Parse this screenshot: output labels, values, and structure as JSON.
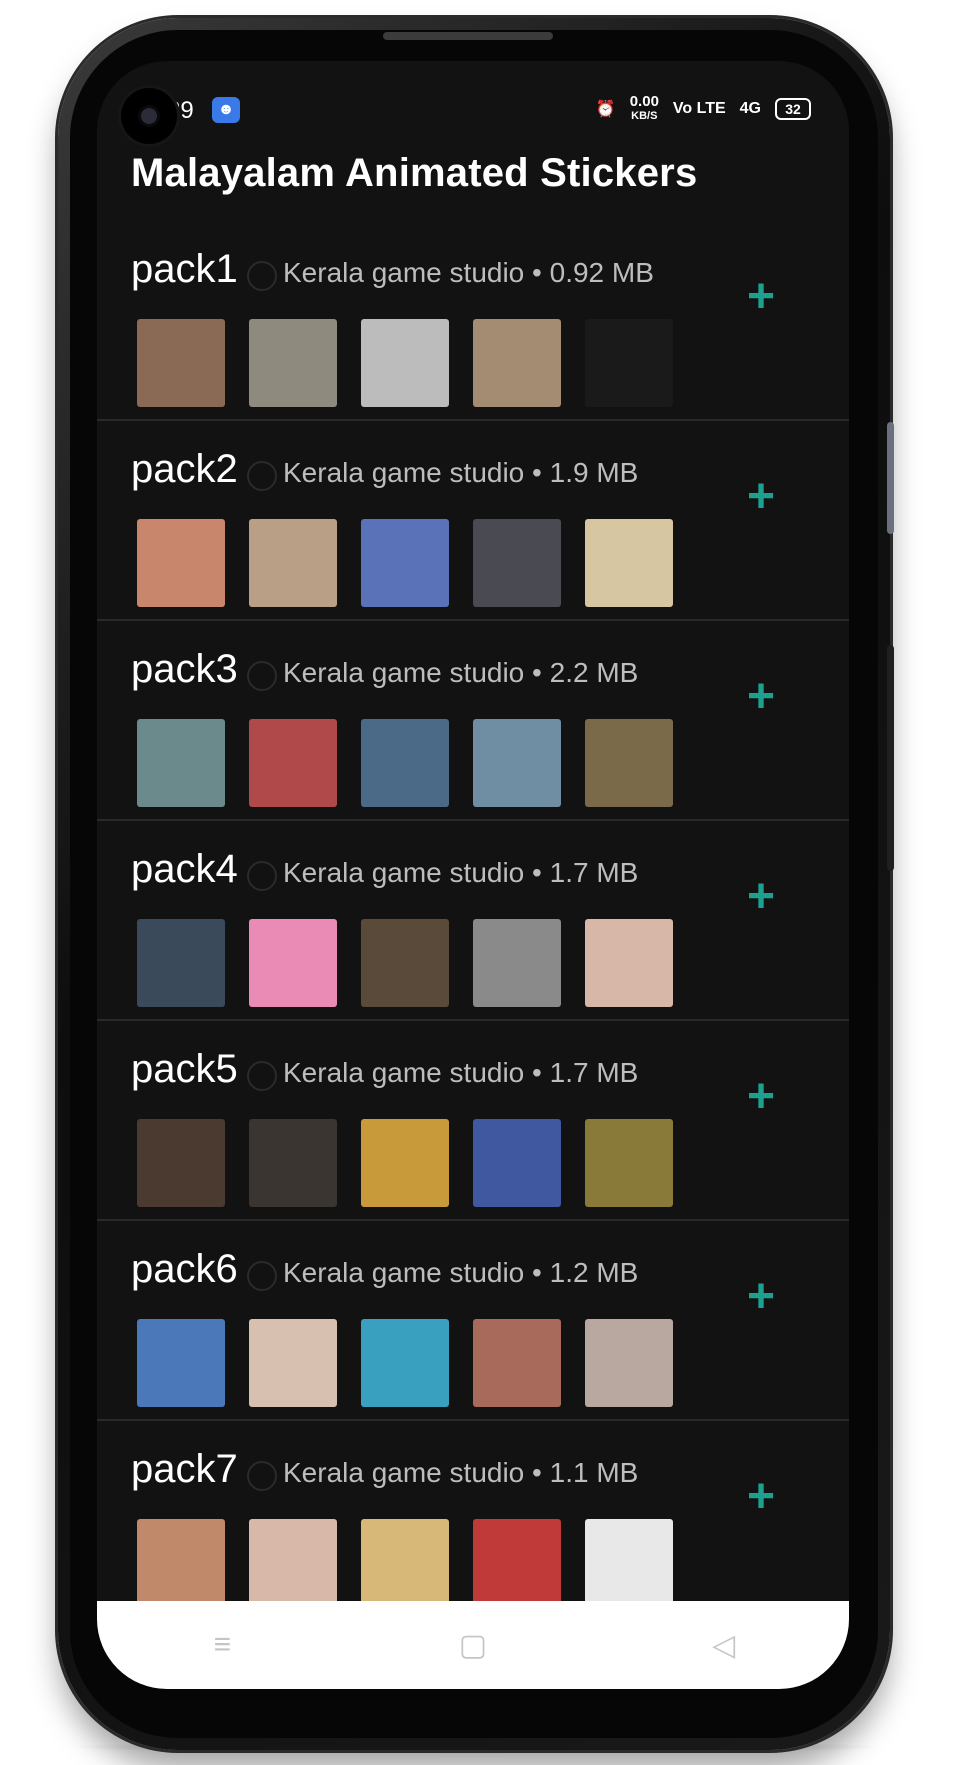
{
  "status_bar": {
    "time": "29",
    "speed_value": "0.00",
    "speed_unit": "KB/S",
    "volte": "Vo LTE",
    "network": "4G",
    "battery": "32"
  },
  "app": {
    "title": "Malayalam Animated Stickers"
  },
  "accent_color": "#1ea08f",
  "packs": [
    {
      "name": "pack1",
      "meta": "Kerala game studio • 0.92 MB",
      "add_label": "+",
      "thumbs": [
        "#8a6a55",
        "#8f8a7e",
        "#bcbcbc",
        "#a48c72",
        "#1a1a1a"
      ]
    },
    {
      "name": "pack2",
      "meta": "Kerala game studio • 1.9 MB",
      "add_label": "+",
      "thumbs": [
        "#c8876d",
        "#b89f86",
        "#5a73b8",
        "#4a4a52",
        "#d7c6a2"
      ]
    },
    {
      "name": "pack3",
      "meta": "Kerala game studio • 2.2 MB",
      "add_label": "+",
      "thumbs": [
        "#6a8a8c",
        "#b04a4a",
        "#4a6a88",
        "#6f8da3",
        "#7b6a4a"
      ]
    },
    {
      "name": "pack4",
      "meta": "Kerala game studio • 1.7 MB",
      "add_label": "+",
      "thumbs": [
        "#3a4a5a",
        "#ea8bb6",
        "#5a4a3a",
        "#8a8a8a",
        "#d7b8a8"
      ]
    },
    {
      "name": "pack5",
      "meta": "Kerala game studio • 1.7 MB",
      "add_label": "+",
      "thumbs": [
        "#4a3a30",
        "#3a3530",
        "#c89a3a",
        "#3f58a0",
        "#8a7a3a"
      ]
    },
    {
      "name": "pack6",
      "meta": "Kerala game studio • 1.2 MB",
      "add_label": "+",
      "thumbs": [
        "#4a78b8",
        "#d8c0b0",
        "#3aa0c0",
        "#a86a5a",
        "#b8a8a0"
      ]
    },
    {
      "name": "pack7",
      "meta": "Kerala game studio • 1.1 MB",
      "add_label": "+",
      "thumbs": [
        "#c08a6a",
        "#d8b8a8",
        "#d8b878",
        "#c03a3a",
        "#e8e8e8"
      ]
    }
  ],
  "nav": {
    "menu_icon": "≡",
    "home_icon": "▢",
    "back_icon": "◁"
  }
}
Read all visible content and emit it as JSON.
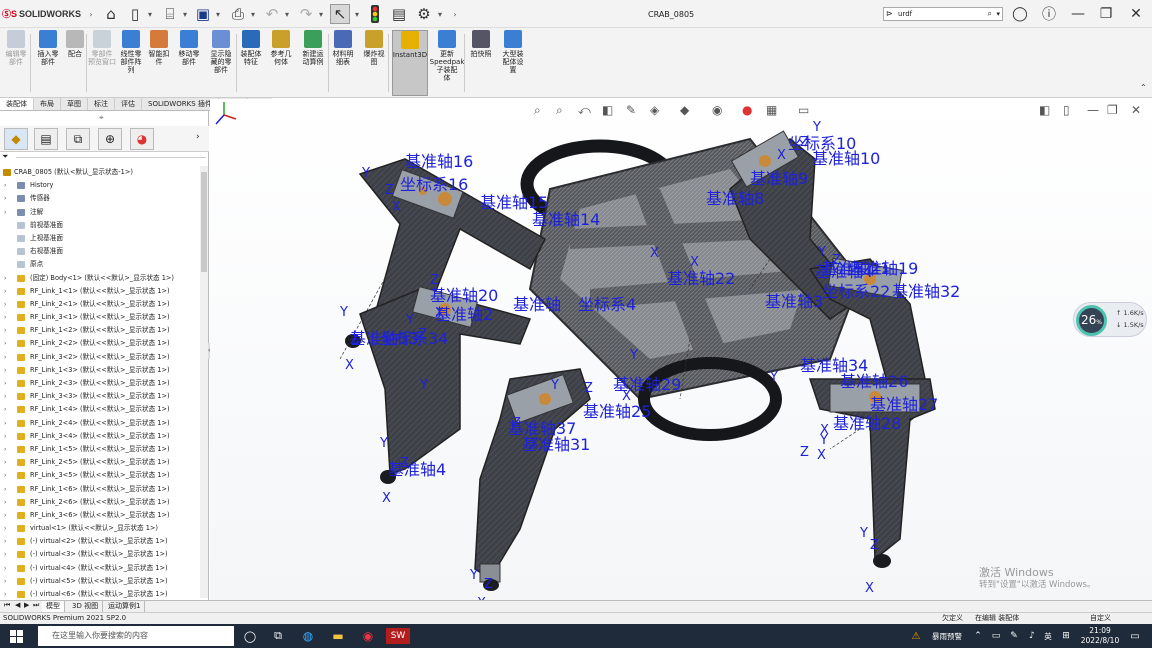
{
  "app": {
    "logo_text": "SOLIDWORKS",
    "doc_title": "CRAB_0805",
    "search_value": "urdf"
  },
  "ribbon": {
    "buttons": [
      {
        "label": "编辑零\n部件",
        "disabled": true
      },
      {
        "label": "插入零\n部件",
        "disabled": false
      },
      {
        "label": "配合",
        "disabled": false
      },
      {
        "label": "零部件\n预览窗口",
        "disabled": true
      },
      {
        "label": "线性零\n部件阵\n列",
        "disabled": false
      },
      {
        "label": "智能扣\n件",
        "disabled": false
      },
      {
        "label": "移动零\n部件",
        "disabled": false
      },
      {
        "label": "显示隐\n藏的零\n部件",
        "disabled": false
      },
      {
        "label": "装配体\n特征",
        "disabled": false
      },
      {
        "label": "参考几\n何体",
        "disabled": false
      },
      {
        "label": "新建运\n动算例",
        "disabled": false
      },
      {
        "label": "材料明\n细表",
        "disabled": false
      },
      {
        "label": "爆炸视\n图",
        "disabled": false
      },
      {
        "label": "Instant3D",
        "disabled": false
      },
      {
        "label": "更新\nSpeedpak\n子装配\n体",
        "disabled": false
      },
      {
        "label": "拍快照",
        "disabled": false
      },
      {
        "label": "大型装\n配体设\n置",
        "disabled": false
      }
    ]
  },
  "tabs": [
    "装配体",
    "布局",
    "草图",
    "标注",
    "评估",
    "SOLIDWORKS 插件",
    "MBD"
  ],
  "tree": {
    "root": "CRAB_0805  (默认<默认_显示状态-1>)",
    "items": [
      "History",
      "传感器",
      "注解",
      "前视基准面",
      "上视基准面",
      "右视基准面",
      "原点",
      "(固定) Body<1> (默认<<默认>_显示状态 1>)",
      "RF_Link_1<1> (默认<<默认>_显示状态 1>)",
      "RF_Link_2<1> (默认<<默认>_显示状态 1>)",
      "RF_Link_3<1> (默认<<默认>_显示状态 1>)",
      "RF_Link_1<2> (默认<<默认>_显示状态 1>)",
      "RF_Link_2<2> (默认<<默认>_显示状态 1>)",
      "RF_Link_3<2> (默认<<默认>_显示状态 1>)",
      "RF_Link_1<3> (默认<<默认>_显示状态 1>)",
      "RF_Link_2<3> (默认<<默认>_显示状态 1>)",
      "RF_Link_3<3> (默认<<默认>_显示状态 1>)",
      "RF_Link_1<4> (默认<<默认>_显示状态 1>)",
      "RF_Link_2<4> (默认<<默认>_显示状态 1>)",
      "RF_Link_3<4> (默认<<默认>_显示状态 1>)",
      "RF_Link_1<5> (默认<<默认>_显示状态 1>)",
      "RF_Link_2<5> (默认<<默认>_显示状态 1>)",
      "RF_Link_3<5> (默认<<默认>_显示状态 1>)",
      "RF_Link_1<6> (默认<<默认>_显示状态 1>)",
      "RF_Link_2<6> (默认<<默认>_显示状态 1>)",
      "RF_Link_3<6> (默认<<默认>_显示状态 1>)",
      "virtual<1> (默认<<默认>_显示状态 1>)",
      "(-) virtual<2> (默认<<默认>_显示状态 1>)",
      "(-) virtual<3> (默认<<默认>_显示状态 1>)",
      "(-) virtual<4> (默认<<默认>_显示状态 1>)",
      "(-) virtual<5> (默认<<默认>_显示状态 1>)",
      "(-) virtual<6> (默认<<默认>_显示状态 1>)"
    ]
  },
  "bottom_tabs": [
    "模型",
    "3D 视图",
    "运动算例1"
  ],
  "status": {
    "product": "SOLIDWORKS Premium 2021 SP2.0",
    "undefined": "欠定义",
    "editing": "在编辑 装配体",
    "custom": "自定义"
  },
  "taskbar": {
    "search_placeholder": "在这里输入你要搜索的内容",
    "weather": "暴雨预警",
    "ime": "英",
    "time": "21:09",
    "date": "2022/8/10"
  },
  "speedo": {
    "percent": "26",
    "percent_unit": "%",
    "up": "1.6",
    "down": "1.5",
    "unit": "K/s"
  },
  "watermark": {
    "line1": "激活 Windows",
    "line2": "转到\"设置\"以激活 Windows。"
  },
  "viewport": {
    "labels": [
      "基准轴16",
      "坐标系16",
      "基准轴15",
      "基准轴14",
      "坐标系10",
      "基准轴10",
      "基准轴9",
      "基准轴8",
      "基准轴21",
      "基准轴22",
      "坐标系22",
      "基准轴20",
      "基准轴2",
      "基准轴",
      "坐标系4",
      "基准轴4",
      "基准轴3",
      "基准轴19",
      "基准轴32",
      "基准轴33",
      "坐标系34",
      "基准轴34",
      "基准轴26",
      "基准轴27",
      "基准轴28",
      "基准轴29",
      "基准轴25",
      "基准轴37",
      "基准轴31",
      "基准轴4"
    ],
    "axes": [
      "Y",
      "Z",
      "X",
      "Y",
      "Z",
      "X",
      "Y",
      "Z",
      "X",
      "Y",
      "Z",
      "X",
      "Y",
      "Z",
      "X",
      "Y",
      "Z",
      "X",
      "Y",
      "Z",
      "X",
      "Y",
      "Z",
      "X",
      "Y",
      "Z",
      "X",
      "Y",
      "Z",
      "X",
      "Y",
      "Z",
      "X",
      "Y",
      "Z",
      "X",
      "Y",
      "X"
    ]
  }
}
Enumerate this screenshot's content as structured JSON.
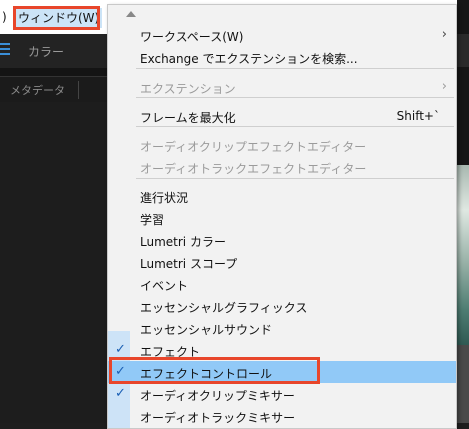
{
  "menubar": {
    "prev_menu_fragment": ")",
    "window_menu_label": "ウィンドウ(W)"
  },
  "panel": {
    "color_tab_label": "カラー",
    "metadata_tab_label": "メタデータ"
  },
  "window_menu": {
    "items": [
      {
        "label": "ワークスペース(W)",
        "submenu": true,
        "enabled": true
      },
      {
        "label": "Exchange でエクステンションを検索...",
        "enabled": true
      },
      {
        "label": "エクステンション",
        "submenu": true,
        "enabled": false
      },
      {
        "label": "フレームを最大化",
        "shortcut": "Shift+`",
        "enabled": true
      },
      {
        "label": "オーディオクリップエフェクトエディター",
        "enabled": false
      },
      {
        "label": "オーディオトラックエフェクトエディター",
        "enabled": false
      },
      {
        "label": "進行状況",
        "enabled": true
      },
      {
        "label": "学習",
        "enabled": true
      },
      {
        "label": "Lumetri カラー",
        "enabled": true
      },
      {
        "label": "Lumetri スコープ",
        "enabled": true
      },
      {
        "label": "イベント",
        "enabled": true
      },
      {
        "label": "エッセンシャルグラフィックス",
        "enabled": true
      },
      {
        "label": "エッセンシャルサウンド",
        "enabled": true
      },
      {
        "label": "エフェクト",
        "checked": true,
        "enabled": true
      },
      {
        "label": "エフェクトコントロール",
        "checked": true,
        "selected": true,
        "enabled": true
      },
      {
        "label": "オーディオクリップミキサー",
        "checked": true,
        "enabled": true
      },
      {
        "label": "オーディオトラックミキサー",
        "enabled": true
      }
    ],
    "submenu_glyph": "›",
    "check_glyph": "✓"
  },
  "colors": {
    "highlight_box": "#e8462b",
    "selected_row": "#91c9f7",
    "check": "#1a5fb4"
  }
}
+---+
Return verbatim every line from the line containing "Enumerate this screenshot's" to the last line of the entries above, inclusive, and leave out the pictures.

Enumerate this screenshot's content as structured JSON.
{
  "menubar": {
    "prev_menu_fragment": ")",
    "window_menu_label": "ウィンドウ(W)"
  },
  "panel": {
    "color_tab_label": "カラー",
    "metadata_tab_label": "メタデータ"
  },
  "window_menu": {
    "items": [
      {
        "label": "ワークスペース(W)",
        "submenu": true,
        "enabled": true
      },
      {
        "label": "Exchange でエクステンションを検索...",
        "enabled": true
      },
      {
        "label": "エクステンション",
        "submenu": true,
        "enabled": false
      },
      {
        "label": "フレームを最大化",
        "shortcut": "Shift+`",
        "enabled": true
      },
      {
        "label": "オーディオクリップエフェクトエディター",
        "enabled": false
      },
      {
        "label": "オーディオトラックエフェクトエディター",
        "enabled": false
      },
      {
        "label": "進行状況",
        "enabled": true
      },
      {
        "label": "学習",
        "enabled": true
      },
      {
        "label": "Lumetri カラー",
        "enabled": true
      },
      {
        "label": "Lumetri スコープ",
        "enabled": true
      },
      {
        "label": "イベント",
        "enabled": true
      },
      {
        "label": "エッセンシャルグラフィックス",
        "enabled": true
      },
      {
        "label": "エッセンシャルサウンド",
        "enabled": true
      },
      {
        "label": "エフェクト",
        "checked": true,
        "enabled": true
      },
      {
        "label": "エフェクトコントロール",
        "checked": true,
        "selected": true,
        "enabled": true
      },
      {
        "label": "オーディオクリップミキサー",
        "checked": true,
        "enabled": true
      },
      {
        "label": "オーディオトラックミキサー",
        "enabled": true
      }
    ],
    "submenu_glyph": "›",
    "check_glyph": "✓"
  },
  "colors": {
    "highlight_box": "#e8462b",
    "selected_row": "#91c9f7",
    "check": "#1a5fb4"
  }
}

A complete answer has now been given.